## [EXTRACTED MATERIAL]

-- -- --

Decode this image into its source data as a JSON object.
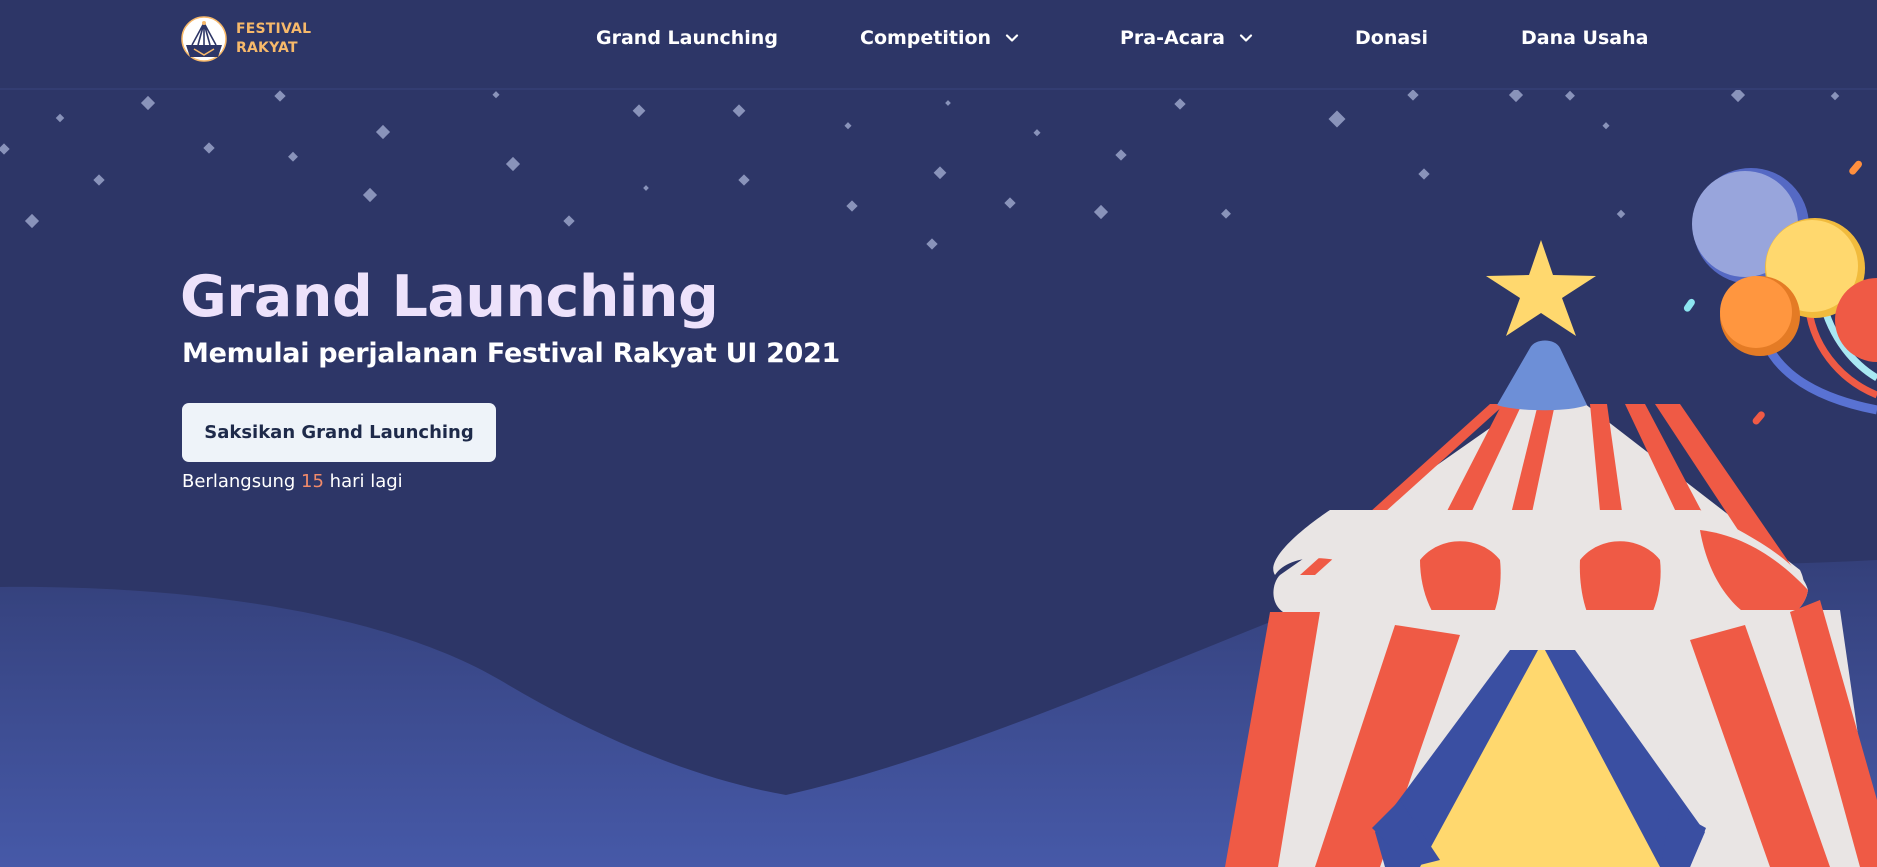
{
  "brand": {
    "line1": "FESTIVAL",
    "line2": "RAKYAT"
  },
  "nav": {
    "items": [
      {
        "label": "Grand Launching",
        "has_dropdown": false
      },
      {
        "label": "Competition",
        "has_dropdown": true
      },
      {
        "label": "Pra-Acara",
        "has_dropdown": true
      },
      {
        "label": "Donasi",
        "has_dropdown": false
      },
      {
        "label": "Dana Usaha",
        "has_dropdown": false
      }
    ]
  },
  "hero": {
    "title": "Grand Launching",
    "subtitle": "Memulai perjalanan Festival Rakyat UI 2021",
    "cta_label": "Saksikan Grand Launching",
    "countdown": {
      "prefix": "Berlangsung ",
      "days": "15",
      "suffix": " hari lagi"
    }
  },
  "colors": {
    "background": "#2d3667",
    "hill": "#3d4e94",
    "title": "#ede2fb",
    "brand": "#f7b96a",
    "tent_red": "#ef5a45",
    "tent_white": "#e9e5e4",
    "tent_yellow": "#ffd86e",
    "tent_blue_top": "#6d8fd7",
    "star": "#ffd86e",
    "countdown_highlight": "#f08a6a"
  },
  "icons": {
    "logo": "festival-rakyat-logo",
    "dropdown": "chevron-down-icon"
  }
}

-- -- --

## [INSTRUCTION]
Copy out each line exactly, without the pictures.

## [THE SOLUTION]
Decode this image into its source data as a JSON object.
{
  "brand": {
    "line1": "FESTIVAL",
    "line2": "RAKYAT"
  },
  "nav": {
    "items": [
      {
        "label": "Grand Launching",
        "has_dropdown": false
      },
      {
        "label": "Competition",
        "has_dropdown": true
      },
      {
        "label": "Pra-Acara",
        "has_dropdown": true
      },
      {
        "label": "Donasi",
        "has_dropdown": false
      },
      {
        "label": "Dana Usaha",
        "has_dropdown": false
      }
    ]
  },
  "hero": {
    "title": "Grand Launching",
    "subtitle": "Memulai perjalanan Festival Rakyat UI 2021",
    "cta_label": "Saksikan Grand Launching",
    "countdown": {
      "prefix": "Berlangsung ",
      "days": "15",
      "suffix": " hari lagi"
    }
  },
  "colors": {
    "background": "#2d3667",
    "hill": "#3d4e94",
    "title": "#ede2fb",
    "brand": "#f7b96a",
    "tent_red": "#ef5a45",
    "tent_white": "#e9e5e4",
    "tent_yellow": "#ffd86e",
    "tent_blue_top": "#6d8fd7",
    "star": "#ffd86e",
    "countdown_highlight": "#f08a6a"
  },
  "icons": {
    "logo": "festival-rakyat-logo",
    "dropdown": "chevron-down-icon"
  }
}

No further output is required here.